Set task: Return every entry exactly.
Start of Input
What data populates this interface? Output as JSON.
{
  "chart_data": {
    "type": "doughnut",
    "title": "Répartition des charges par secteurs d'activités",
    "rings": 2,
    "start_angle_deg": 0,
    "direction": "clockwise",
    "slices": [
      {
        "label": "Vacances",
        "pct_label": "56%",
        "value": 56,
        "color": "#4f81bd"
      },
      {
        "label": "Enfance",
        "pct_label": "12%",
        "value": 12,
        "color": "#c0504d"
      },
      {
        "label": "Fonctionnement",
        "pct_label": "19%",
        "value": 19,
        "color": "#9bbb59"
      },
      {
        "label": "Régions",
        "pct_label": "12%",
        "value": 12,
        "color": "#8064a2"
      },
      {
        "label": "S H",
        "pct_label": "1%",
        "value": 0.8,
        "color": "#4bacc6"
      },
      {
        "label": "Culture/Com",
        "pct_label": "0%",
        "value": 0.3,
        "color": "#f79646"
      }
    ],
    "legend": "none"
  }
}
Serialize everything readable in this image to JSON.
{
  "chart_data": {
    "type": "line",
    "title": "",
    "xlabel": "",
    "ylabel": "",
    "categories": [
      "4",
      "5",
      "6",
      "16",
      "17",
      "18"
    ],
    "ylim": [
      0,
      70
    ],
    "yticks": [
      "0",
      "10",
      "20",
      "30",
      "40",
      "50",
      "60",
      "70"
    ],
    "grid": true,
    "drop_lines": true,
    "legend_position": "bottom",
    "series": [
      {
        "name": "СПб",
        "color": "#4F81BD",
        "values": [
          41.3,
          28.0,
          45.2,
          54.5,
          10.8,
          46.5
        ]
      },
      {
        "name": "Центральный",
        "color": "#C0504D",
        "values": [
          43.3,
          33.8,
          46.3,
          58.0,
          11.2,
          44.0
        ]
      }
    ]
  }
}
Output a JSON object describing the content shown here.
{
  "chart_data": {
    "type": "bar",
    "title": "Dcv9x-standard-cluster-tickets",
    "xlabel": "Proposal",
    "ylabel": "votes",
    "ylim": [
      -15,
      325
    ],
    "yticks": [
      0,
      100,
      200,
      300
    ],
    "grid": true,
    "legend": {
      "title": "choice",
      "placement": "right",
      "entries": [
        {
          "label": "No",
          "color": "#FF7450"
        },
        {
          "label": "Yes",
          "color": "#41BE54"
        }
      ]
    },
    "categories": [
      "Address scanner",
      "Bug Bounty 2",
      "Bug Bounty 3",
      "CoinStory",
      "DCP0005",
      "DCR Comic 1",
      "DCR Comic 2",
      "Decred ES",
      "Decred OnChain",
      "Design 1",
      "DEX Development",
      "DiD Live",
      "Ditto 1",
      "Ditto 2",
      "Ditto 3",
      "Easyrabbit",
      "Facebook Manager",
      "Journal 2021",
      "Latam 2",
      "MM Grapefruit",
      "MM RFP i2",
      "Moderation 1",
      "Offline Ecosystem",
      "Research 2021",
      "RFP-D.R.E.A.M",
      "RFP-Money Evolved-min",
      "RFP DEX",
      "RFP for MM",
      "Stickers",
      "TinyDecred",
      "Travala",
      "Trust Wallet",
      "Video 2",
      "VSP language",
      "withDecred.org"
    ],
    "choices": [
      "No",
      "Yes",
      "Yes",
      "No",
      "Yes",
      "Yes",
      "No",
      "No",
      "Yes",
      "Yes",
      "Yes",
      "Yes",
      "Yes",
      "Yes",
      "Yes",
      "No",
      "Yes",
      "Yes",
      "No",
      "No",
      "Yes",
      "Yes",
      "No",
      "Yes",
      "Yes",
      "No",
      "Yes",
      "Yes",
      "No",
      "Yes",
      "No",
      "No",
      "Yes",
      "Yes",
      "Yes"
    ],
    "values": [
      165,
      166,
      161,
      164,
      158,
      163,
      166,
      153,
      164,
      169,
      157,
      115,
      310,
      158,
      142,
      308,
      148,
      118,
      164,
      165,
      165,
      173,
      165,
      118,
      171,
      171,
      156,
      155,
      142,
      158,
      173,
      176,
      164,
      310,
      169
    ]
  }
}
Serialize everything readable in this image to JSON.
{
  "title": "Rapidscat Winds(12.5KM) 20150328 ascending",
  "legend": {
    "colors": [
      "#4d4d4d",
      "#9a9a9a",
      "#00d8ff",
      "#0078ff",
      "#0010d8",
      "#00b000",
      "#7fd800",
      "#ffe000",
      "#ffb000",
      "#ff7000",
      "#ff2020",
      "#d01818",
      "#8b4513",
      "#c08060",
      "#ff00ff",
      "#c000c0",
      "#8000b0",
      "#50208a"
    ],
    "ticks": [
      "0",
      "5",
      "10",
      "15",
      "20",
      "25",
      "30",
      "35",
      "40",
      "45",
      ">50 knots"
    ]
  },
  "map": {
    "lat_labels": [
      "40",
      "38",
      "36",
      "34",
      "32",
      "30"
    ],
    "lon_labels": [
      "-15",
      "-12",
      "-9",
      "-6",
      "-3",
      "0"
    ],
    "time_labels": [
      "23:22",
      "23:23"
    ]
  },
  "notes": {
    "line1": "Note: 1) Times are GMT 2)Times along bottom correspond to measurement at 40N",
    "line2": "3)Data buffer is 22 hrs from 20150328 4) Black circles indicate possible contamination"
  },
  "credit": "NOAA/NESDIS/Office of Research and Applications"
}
End of Input
Result:
What data populates this interface? Output as JSON.
{
  "chart_data": {
    "type": "doughnut",
    "title": "Répartition des charges par secteurs d'activités",
    "rings": 2,
    "start_angle_deg": 0,
    "direction": "clockwise",
    "slices": [
      {
        "label": "Vacances",
        "pct_label": "56%",
        "value": 56,
        "color": "#4f81bd"
      },
      {
        "label": "Enfance",
        "pct_label": "12%",
        "value": 12,
        "color": "#c0504d"
      },
      {
        "label": "Fonctionnement",
        "pct_label": "19%",
        "value": 19,
        "color": "#9bbb59"
      },
      {
        "label": "Régions",
        "pct_label": "12%",
        "value": 12,
        "color": "#8064a2"
      },
      {
        "label": "S H",
        "pct_label": "1%",
        "value": 0.8,
        "color": "#4bacc6"
      },
      {
        "label": "Culture/Com",
        "pct_label": "0%",
        "value": 0.3,
        "color": "#f79646"
      }
    ],
    "legend": "none"
  }
}
Serialize everything readable in this image to JSON.
{
  "chart_data": {
    "type": "line",
    "title": "",
    "xlabel": "",
    "ylabel": "",
    "categories": [
      "4",
      "5",
      "6",
      "16",
      "17",
      "18"
    ],
    "ylim": [
      0,
      70
    ],
    "yticks": [
      "0",
      "10",
      "20",
      "30",
      "40",
      "50",
      "60",
      "70"
    ],
    "grid": true,
    "drop_lines": true,
    "legend_position": "bottom",
    "series": [
      {
        "name": "СПб",
        "color": "#4F81BD",
        "values": [
          41.3,
          28.0,
          45.2,
          54.5,
          10.8,
          46.5
        ]
      },
      {
        "name": "Центральный",
        "color": "#C0504D",
        "values": [
          43.3,
          33.8,
          46.3,
          58.0,
          11.2,
          44.0
        ]
      }
    ]
  }
}
Output a JSON object describing the content shown here.
{
  "chart_data": {
    "type": "bar",
    "title": "Dcv9x-standard-cluster-tickets",
    "xlabel": "Proposal",
    "ylabel": "votes",
    "ylim": [
      -15,
      325
    ],
    "yticks": [
      0,
      100,
      200,
      300
    ],
    "grid": true,
    "legend": {
      "title": "choice",
      "placement": "right",
      "entries": [
        {
          "label": "No",
          "color": "#FF7450"
        },
        {
          "label": "Yes",
          "color": "#41BE54"
        }
      ]
    },
    "categories": [
      "Address scanner",
      "Bug Bounty 2",
      "Bug Bounty 3",
      "CoinStory",
      "DCP0005",
      "DCR Comic 1",
      "DCR Comic 2",
      "Decred ES",
      "Decred OnChain",
      "Design 1",
      "DEX Development",
      "DiD Live",
      "Ditto 1",
      "Ditto 2",
      "Ditto 3",
      "Easyrabbit",
      "Facebook Manager",
      "Journal 2021",
      "Latam 2",
      "MM Grapefruit",
      "MM RFP i2",
      "Moderation 1",
      "Offline Ecosystem",
      "Research 2021",
      "RFP-D.R.E.A.M",
      "RFP-Money Evolved-min",
      "RFP DEX",
      "RFP for MM",
      "Stickers",
      "TinyDecred",
      "Travala",
      "Trust Wallet",
      "Video 2",
      "VSP language",
      "withDecred.org"
    ],
    "choices": [
      "No",
      "Yes",
      "Yes",
      "No",
      "Yes",
      "Yes",
      "No",
      "No",
      "Yes",
      "Yes",
      "Yes",
      "Yes",
      "Yes",
      "Yes",
      "Yes",
      "No",
      "Yes",
      "Yes",
      "No",
      "No",
      "Yes",
      "Yes",
      "No",
      "Yes",
      "Yes",
      "No",
      "Yes",
      "Yes",
      "No",
      "Yes",
      "No",
      "No",
      "Yes",
      "Yes",
      "Yes"
    ],
    "values": [
      165,
      166,
      161,
      164,
      158,
      163,
      166,
      153,
      164,
      169,
      157,
      115,
      310,
      158,
      142,
      308,
      148,
      118,
      164,
      165,
      165,
      173,
      165,
      118,
      171,
      171,
      156,
      155,
      142,
      158,
      173,
      176,
      164,
      310,
      169
    ]
  }
}
Serialize everything readable in this image to JSON.
{
  "title": "Rapidscat Winds(12.5KM) 20150328 ascending",
  "legend": {
    "colors": [
      "#4d4d4d",
      "#9a9a9a",
      "#00d8ff",
      "#0078ff",
      "#0010d8",
      "#00b000",
      "#7fd800",
      "#ffe000",
      "#ffb000",
      "#ff7000",
      "#ff2020",
      "#d01818",
      "#8b4513",
      "#c08060",
      "#ff00ff",
      "#c000c0",
      "#8000b0",
      "#50208a"
    ],
    "ticks": [
      "0",
      "5",
      "10",
      "15",
      "20",
      "25",
      "30",
      "35",
      "40",
      "45",
      ">50 knots"
    ]
  },
  "map": {
    "lat_labels": [
      "40",
      "38",
      "36",
      "34",
      "32",
      "30"
    ],
    "lon_labels": [
      "-15",
      "-12",
      "-9",
      "-6",
      "-3",
      "0"
    ],
    "time_labels": [
      "23:22",
      "23:23"
    ]
  },
  "notes": {
    "line1": "Note: 1) Times are GMT 2)Times along bottom correspond to measurement at 40N",
    "line2": "3)Data buffer is 22 hrs from 20150328 4) Black circles indicate possible contamination"
  },
  "credit": "NOAA/NESDIS/Office of Research and Applications"
}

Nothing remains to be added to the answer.